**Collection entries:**

•••••

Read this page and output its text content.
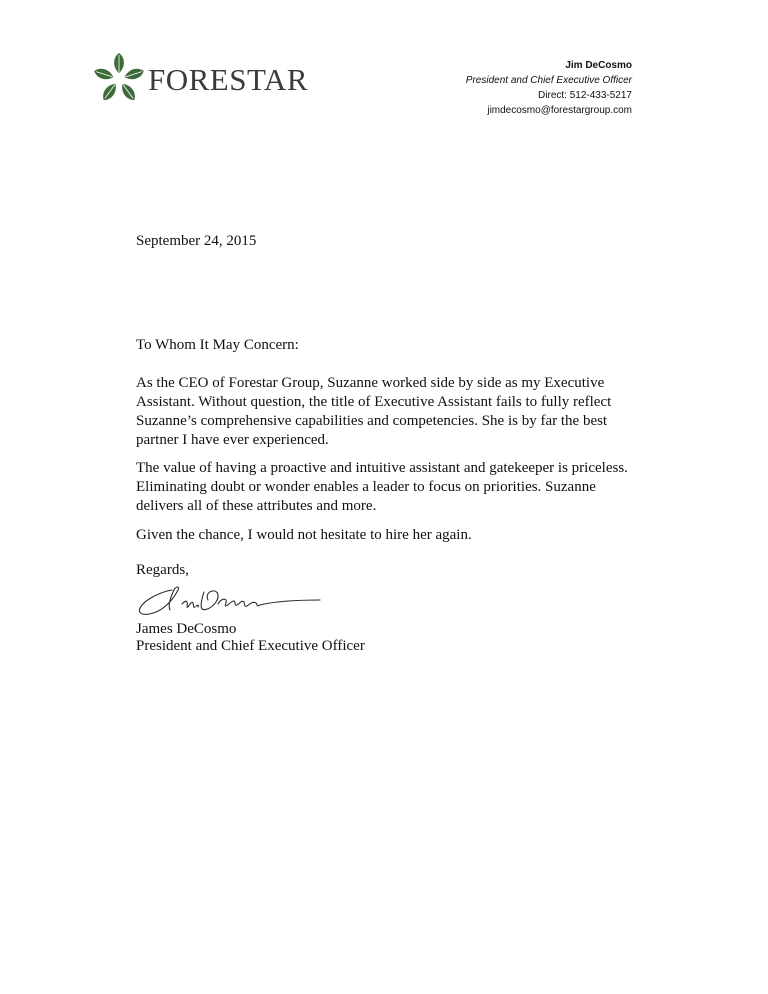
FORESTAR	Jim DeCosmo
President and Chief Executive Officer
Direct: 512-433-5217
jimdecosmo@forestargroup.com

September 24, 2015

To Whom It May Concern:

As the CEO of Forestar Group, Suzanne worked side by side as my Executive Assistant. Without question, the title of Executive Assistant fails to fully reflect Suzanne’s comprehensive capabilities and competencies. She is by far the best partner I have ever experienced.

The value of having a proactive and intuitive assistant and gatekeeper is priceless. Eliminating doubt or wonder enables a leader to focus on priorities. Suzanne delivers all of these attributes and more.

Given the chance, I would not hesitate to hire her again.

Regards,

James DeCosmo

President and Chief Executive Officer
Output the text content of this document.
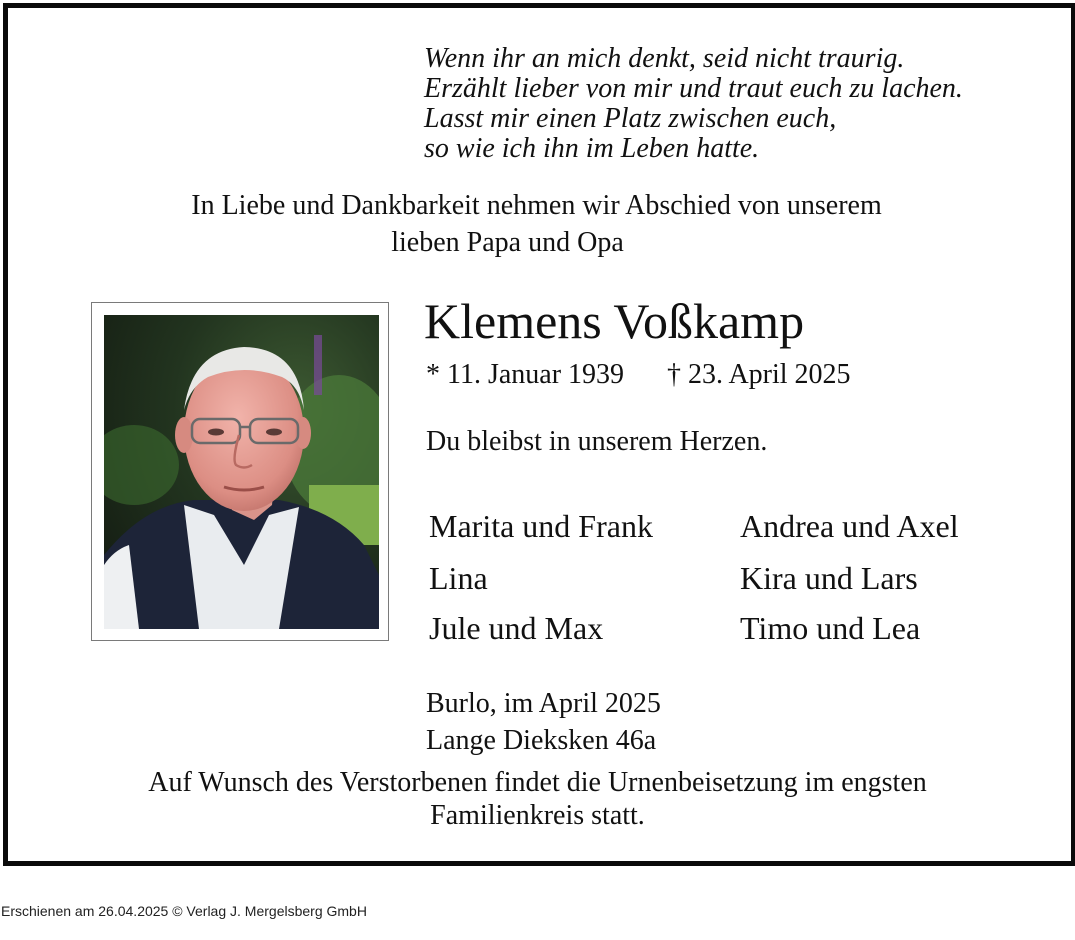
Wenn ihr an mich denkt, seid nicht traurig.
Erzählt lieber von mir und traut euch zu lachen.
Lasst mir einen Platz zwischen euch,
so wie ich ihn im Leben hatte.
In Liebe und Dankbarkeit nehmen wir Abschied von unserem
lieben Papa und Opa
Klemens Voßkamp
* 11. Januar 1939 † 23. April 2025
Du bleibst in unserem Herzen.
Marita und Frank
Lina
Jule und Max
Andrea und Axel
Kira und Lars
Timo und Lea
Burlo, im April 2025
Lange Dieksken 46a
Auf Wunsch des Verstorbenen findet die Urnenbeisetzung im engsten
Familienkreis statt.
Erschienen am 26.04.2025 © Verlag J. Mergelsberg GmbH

•••••

**Goal of the exercise:** Which lines hold the word "April"? Return all of them from the records above.

**Exercise answer:**
* 11. Januar 1939 † 23. April 2025
Burlo, im April 2025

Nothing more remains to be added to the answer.